> [The task]: Find every line containing the word "arrow" and report the count, nothing more.
-------
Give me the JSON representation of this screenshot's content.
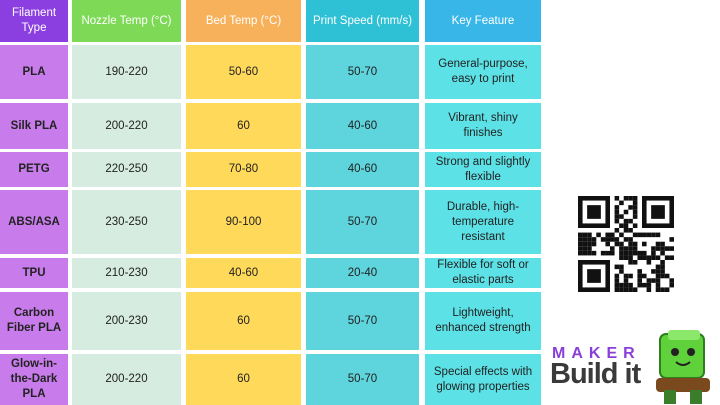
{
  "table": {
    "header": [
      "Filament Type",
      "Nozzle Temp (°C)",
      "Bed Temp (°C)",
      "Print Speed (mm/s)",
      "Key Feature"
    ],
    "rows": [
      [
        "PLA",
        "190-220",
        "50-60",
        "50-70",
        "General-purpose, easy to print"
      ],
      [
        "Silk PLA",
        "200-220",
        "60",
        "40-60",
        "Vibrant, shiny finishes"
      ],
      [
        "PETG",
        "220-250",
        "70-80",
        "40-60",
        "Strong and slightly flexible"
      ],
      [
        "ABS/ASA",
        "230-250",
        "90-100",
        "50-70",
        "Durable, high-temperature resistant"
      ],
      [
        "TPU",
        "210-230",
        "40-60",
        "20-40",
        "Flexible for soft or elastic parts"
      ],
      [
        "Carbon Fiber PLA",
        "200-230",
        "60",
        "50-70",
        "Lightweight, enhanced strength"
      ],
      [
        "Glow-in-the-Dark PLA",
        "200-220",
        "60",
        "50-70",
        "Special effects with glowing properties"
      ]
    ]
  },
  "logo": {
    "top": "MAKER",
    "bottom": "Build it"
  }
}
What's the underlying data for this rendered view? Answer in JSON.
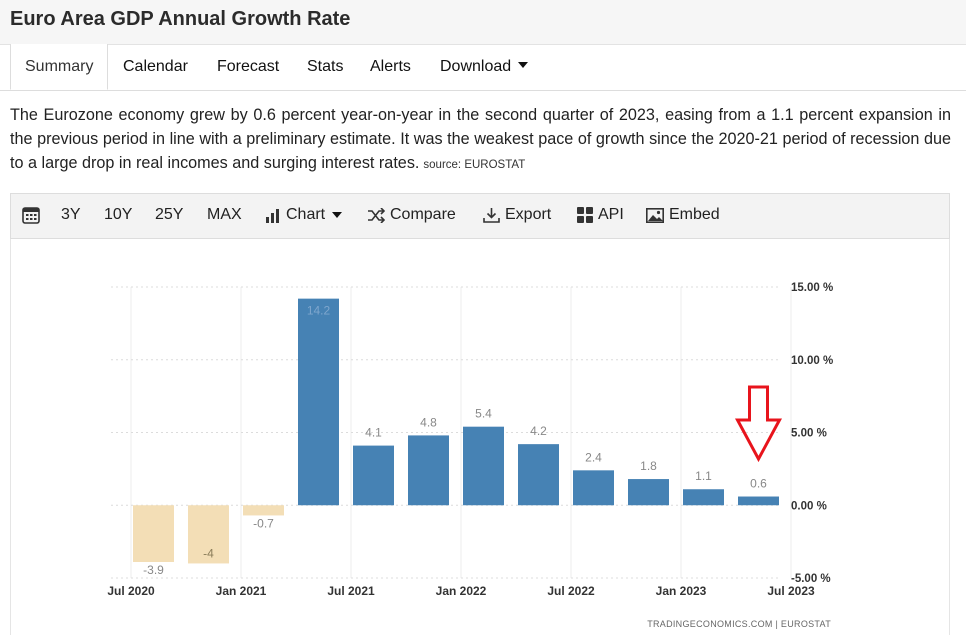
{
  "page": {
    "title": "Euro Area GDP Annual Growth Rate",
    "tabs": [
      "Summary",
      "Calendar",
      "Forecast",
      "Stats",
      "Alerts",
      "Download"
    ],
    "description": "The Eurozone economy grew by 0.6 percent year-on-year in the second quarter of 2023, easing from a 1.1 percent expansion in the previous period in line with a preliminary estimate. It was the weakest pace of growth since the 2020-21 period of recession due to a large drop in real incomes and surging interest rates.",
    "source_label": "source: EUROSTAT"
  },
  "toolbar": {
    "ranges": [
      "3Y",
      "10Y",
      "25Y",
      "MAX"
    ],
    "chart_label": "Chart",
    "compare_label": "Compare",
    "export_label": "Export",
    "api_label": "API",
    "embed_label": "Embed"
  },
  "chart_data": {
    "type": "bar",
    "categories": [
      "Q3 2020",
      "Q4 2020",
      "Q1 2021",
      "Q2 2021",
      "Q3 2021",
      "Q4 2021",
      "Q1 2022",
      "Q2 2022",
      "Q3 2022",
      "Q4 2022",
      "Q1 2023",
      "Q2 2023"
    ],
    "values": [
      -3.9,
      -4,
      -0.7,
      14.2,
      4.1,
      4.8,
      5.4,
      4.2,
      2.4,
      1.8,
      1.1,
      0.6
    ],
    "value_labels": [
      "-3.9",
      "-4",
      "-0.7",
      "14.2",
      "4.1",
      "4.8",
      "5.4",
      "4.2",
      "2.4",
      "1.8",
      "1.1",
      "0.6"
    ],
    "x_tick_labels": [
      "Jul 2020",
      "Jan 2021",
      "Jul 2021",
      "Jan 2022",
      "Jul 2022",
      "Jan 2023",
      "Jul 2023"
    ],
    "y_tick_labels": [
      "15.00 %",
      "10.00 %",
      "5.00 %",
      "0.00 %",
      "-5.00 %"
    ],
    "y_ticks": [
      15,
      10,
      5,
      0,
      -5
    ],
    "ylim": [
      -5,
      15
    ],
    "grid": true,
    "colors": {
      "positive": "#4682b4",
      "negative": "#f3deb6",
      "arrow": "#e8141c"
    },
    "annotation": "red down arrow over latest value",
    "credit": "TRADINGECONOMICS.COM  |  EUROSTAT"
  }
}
-------
> [Finished exercise]: 2